▶ **Instructions for the task**: Please render these lines as a Markdown table with the columns "Row" and "Line", numbering each row and leaving out any blank lines.

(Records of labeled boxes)
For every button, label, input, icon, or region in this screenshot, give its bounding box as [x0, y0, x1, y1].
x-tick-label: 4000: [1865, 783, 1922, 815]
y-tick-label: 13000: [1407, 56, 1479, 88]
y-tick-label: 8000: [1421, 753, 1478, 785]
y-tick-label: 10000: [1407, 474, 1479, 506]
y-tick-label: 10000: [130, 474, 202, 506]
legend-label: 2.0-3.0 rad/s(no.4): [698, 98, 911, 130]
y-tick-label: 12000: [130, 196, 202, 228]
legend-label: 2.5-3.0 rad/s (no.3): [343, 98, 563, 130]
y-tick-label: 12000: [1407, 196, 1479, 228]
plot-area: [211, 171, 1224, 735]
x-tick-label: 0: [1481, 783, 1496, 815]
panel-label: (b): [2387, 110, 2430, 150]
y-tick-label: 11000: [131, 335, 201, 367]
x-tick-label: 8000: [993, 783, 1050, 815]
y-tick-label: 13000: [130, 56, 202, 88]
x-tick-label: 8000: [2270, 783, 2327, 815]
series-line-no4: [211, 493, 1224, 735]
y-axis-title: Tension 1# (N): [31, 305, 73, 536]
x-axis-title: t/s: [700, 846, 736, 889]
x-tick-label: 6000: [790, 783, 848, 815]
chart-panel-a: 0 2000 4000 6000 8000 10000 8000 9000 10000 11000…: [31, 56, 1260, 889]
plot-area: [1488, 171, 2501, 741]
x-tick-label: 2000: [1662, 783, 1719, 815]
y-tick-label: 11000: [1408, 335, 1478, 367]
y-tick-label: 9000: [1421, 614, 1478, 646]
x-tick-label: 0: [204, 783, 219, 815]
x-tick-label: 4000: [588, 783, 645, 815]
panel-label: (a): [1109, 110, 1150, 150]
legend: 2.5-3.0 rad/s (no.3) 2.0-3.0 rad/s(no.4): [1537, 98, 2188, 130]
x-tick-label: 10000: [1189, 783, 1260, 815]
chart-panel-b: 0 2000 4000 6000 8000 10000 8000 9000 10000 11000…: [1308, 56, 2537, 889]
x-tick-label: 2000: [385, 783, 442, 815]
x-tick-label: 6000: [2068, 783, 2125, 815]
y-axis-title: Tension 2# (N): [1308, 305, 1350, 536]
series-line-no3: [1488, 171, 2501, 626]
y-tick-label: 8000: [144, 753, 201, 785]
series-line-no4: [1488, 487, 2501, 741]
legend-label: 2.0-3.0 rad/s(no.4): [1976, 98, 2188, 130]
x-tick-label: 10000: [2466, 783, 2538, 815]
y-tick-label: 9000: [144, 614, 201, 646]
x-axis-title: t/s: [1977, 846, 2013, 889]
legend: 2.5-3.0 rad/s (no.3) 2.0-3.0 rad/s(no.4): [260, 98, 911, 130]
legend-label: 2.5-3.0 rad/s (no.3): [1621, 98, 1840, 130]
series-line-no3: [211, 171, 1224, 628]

▶ **Answer to the problem**:
| Row | Line |
|---|---|
| 1 | For every button, label, input, icon, or region in this screenshot, give its bounding box as [x0, y0, x1, y1]. |
| 2 | x-tick-label: 4000: [1865, 783, 1922, 815] |
| 3 | y-tick-label: 13000: [1407, 56, 1479, 88] |
| 4 | y-tick-label: 8000: [1421, 753, 1478, 785] |
| 5 | y-tick-label: 10000: [1407, 474, 1479, 506] |
| 6 | y-tick-label: 10000: [130, 474, 202, 506] |
| 7 | legend-label: 2.0-3.0 rad/s(no.4): [698, 98, 911, 130] |
| 8 | y-tick-label: 12000: [130, 196, 202, 228] |
| 9 | legend-label: 2.5-3.0 rad/s (no.3): [343, 98, 563, 130] |
| 10 | y-tick-label: 12000: [1407, 196, 1479, 228] |
| 11 | plot-area: [211, 171, 1224, 735] |
| 12 | x-tick-label: 0: [1481, 783, 1496, 815] |
| 13 | panel-label: (b): [2387, 110, 2430, 150] |
| 14 | y-tick-label: 11000: [131, 335, 201, 367] |
| 15 | x-tick-label: 8000: [993, 783, 1050, 815] |
| 16 | y-tick-label: 13000: [130, 56, 202, 88] |
| 17 | x-tick-label: 8000: [2270, 783, 2327, 815] |
| 18 | series-line-no4: [211, 493, 1224, 735] |
| 19 | y-axis-title: Tension 1# (N): [31, 305, 73, 536] |
| 20 | x-axis-title: t/s: [700, 846, 736, 889] |
| 21 | x-tick-label: 6000: [790, 783, 848, 815] |
| 22 | chart-panel-a: 0 2000 4000 6000 8000 10000 8000 9000 10000 11000…: [31, 56, 1260, 889] |
| 23 | plot-area: [1488, 171, 2501, 741] |
| 24 | x-tick-label: 2000: [1662, 783, 1719, 815] |
| 25 | y-tick-label: 11000: [1408, 335, 1478, 367] |
| 26 | y-tick-label: 9000: [1421, 614, 1478, 646] |
| 27 | x-tick-label: 0: [204, 783, 219, 815] |
| 28 | x-tick-label: 4000: [588, 783, 645, 815] |
| 29 | panel-label: (a): [1109, 110, 1150, 150] |
| 30 | legend: 2.5-3.0 rad/s (no.3) 2.0-3.0 rad/s(no.4): [1537, 98, 2188, 130] |
| 31 | x-tick-label: 10000: [1189, 783, 1260, 815] |
| 32 | chart-panel-b: 0 2000 4000 6000 8000 10000 8000 9000 10000 11000…: [1308, 56, 2537, 889] |
| 33 | x-tick-label: 2000: [385, 783, 442, 815] |
| 34 | x-tick-label: 6000: [2068, 783, 2125, 815] |
| 35 | y-axis-title: Tension 2# (N): [1308, 305, 1350, 536] |
| 36 | series-line-no3: [1488, 171, 2501, 626] |
| 37 | y-tick-label: 8000: [144, 753, 201, 785] |
| 38 | series-line-no4: [1488, 487, 2501, 741] |
| 39 | legend-label: 2.0-3.0 rad/s(no.4): [1976, 98, 2188, 130] |
| 40 | x-tick-label: 10000: [2466, 783, 2538, 815] |
| 41 | y-tick-label: 9000: [144, 614, 201, 646] |
| 42 | x-axis-title: t/s: [1977, 846, 2013, 889] |
| 43 | legend: 2.5-3.0 rad/s (no.3) 2.0-3.0 rad/s(no.4): [260, 98, 911, 130] |
| 44 | legend-label: 2.5-3.0 rad/s (no.3): [1621, 98, 1840, 130] |
| 45 | series-line-no3: [211, 171, 1224, 628] |